(Stored data)
━━━━━━
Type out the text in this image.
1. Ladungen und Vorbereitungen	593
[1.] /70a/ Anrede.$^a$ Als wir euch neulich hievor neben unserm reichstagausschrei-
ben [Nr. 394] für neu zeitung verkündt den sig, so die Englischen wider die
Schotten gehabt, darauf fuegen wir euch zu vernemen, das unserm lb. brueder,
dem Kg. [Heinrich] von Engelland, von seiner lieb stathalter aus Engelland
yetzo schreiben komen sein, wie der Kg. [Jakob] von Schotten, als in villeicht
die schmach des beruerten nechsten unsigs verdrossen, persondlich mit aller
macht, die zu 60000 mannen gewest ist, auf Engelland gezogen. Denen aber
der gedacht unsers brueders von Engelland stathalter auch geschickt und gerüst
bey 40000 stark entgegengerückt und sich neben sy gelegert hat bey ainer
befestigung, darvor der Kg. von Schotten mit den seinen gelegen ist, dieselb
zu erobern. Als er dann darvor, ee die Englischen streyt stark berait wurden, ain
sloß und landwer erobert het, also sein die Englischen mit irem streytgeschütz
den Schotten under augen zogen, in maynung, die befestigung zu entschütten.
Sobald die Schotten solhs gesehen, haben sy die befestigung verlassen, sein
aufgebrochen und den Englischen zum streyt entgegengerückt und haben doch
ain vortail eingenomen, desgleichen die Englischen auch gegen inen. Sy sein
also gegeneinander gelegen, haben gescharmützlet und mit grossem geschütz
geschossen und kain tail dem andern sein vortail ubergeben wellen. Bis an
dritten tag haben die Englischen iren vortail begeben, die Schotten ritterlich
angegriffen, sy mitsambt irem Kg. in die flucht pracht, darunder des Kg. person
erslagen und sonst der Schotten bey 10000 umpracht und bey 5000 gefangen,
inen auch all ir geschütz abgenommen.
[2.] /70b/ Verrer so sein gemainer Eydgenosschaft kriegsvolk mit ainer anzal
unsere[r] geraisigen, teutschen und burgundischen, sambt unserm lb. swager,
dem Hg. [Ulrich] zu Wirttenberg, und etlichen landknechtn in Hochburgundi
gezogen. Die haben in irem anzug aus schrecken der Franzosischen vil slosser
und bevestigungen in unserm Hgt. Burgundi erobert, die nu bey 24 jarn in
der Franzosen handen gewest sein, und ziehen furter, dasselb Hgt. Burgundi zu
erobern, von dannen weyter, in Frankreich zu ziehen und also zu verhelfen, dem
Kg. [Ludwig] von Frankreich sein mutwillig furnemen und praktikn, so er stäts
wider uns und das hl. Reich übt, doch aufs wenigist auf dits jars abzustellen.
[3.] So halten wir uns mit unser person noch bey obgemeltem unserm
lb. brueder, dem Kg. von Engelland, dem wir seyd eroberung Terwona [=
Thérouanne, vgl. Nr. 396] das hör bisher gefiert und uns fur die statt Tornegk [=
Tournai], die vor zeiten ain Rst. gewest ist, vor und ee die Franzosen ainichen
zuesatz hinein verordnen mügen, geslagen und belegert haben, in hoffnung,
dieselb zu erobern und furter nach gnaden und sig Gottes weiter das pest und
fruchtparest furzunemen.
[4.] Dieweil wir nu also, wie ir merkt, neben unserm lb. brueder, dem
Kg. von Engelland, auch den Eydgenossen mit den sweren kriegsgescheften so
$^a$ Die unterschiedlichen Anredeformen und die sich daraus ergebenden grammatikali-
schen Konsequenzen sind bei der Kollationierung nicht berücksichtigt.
━━━━━━
=== What to work on ===
Where a line in the records above contains "ainer", include it in the count, and give only that number.

=== Result ===
2